• [STATED EXERCISE] Could you retype the rows exactly, beginning at the line that contains "cell-height: 8 [168, 758, 318, 786]" and stopping after the line that contains "table4-col2: Height, h"?

┄┄┄┄┄┄

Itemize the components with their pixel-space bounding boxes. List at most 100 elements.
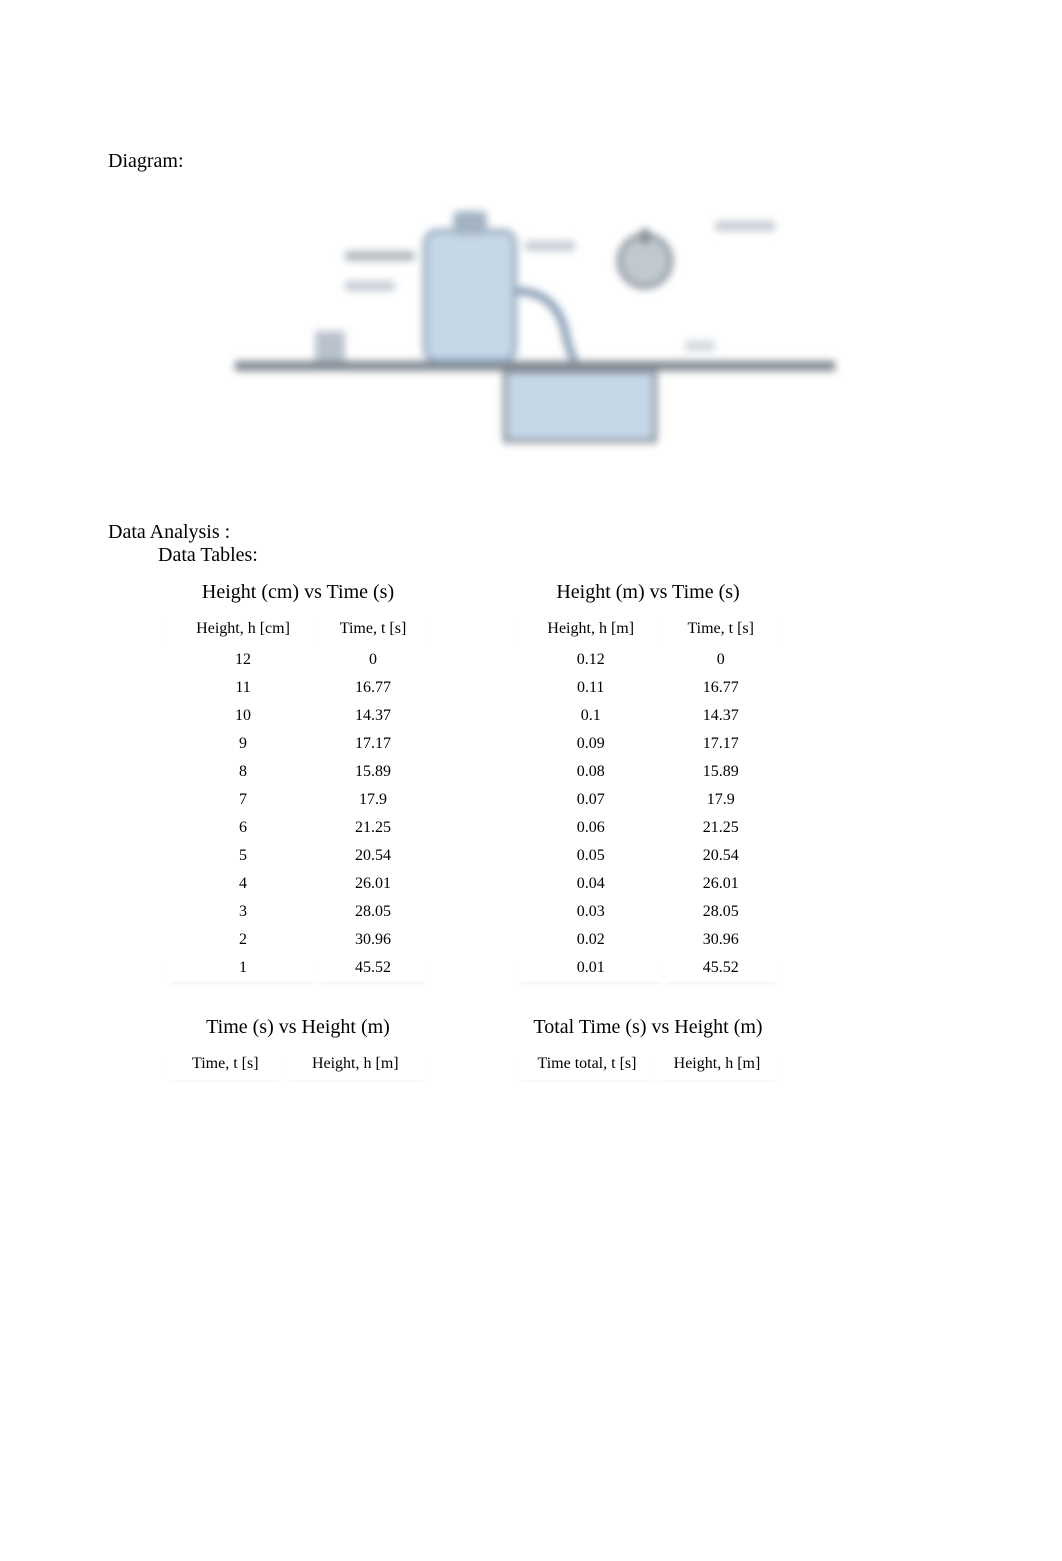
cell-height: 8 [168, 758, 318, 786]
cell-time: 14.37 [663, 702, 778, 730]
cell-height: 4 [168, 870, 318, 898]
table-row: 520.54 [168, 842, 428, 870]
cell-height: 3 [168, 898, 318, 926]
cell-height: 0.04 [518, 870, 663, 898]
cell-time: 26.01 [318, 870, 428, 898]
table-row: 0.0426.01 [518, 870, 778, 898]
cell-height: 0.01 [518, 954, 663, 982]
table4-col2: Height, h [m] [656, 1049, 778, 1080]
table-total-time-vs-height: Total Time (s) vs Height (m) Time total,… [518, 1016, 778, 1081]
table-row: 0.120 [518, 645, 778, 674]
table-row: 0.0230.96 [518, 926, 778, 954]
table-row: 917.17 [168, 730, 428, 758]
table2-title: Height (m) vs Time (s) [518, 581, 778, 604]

┄┄┄┄┄┄

• [OUTPUT]
cell-height: 8 [168, 758, 318, 786]
cell-time: 14.37 [663, 702, 778, 730]
cell-height: 4 [168, 870, 318, 898]
table-row: 520.54 [168, 842, 428, 870]
cell-height: 3 [168, 898, 318, 926]
cell-height: 0.04 [518, 870, 663, 898]
cell-time: 26.01 [318, 870, 428, 898]
table-row: 0.0426.01 [518, 870, 778, 898]
cell-height: 0.01 [518, 954, 663, 982]
table4-col2: Height, h [m] [656, 1049, 778, 1080]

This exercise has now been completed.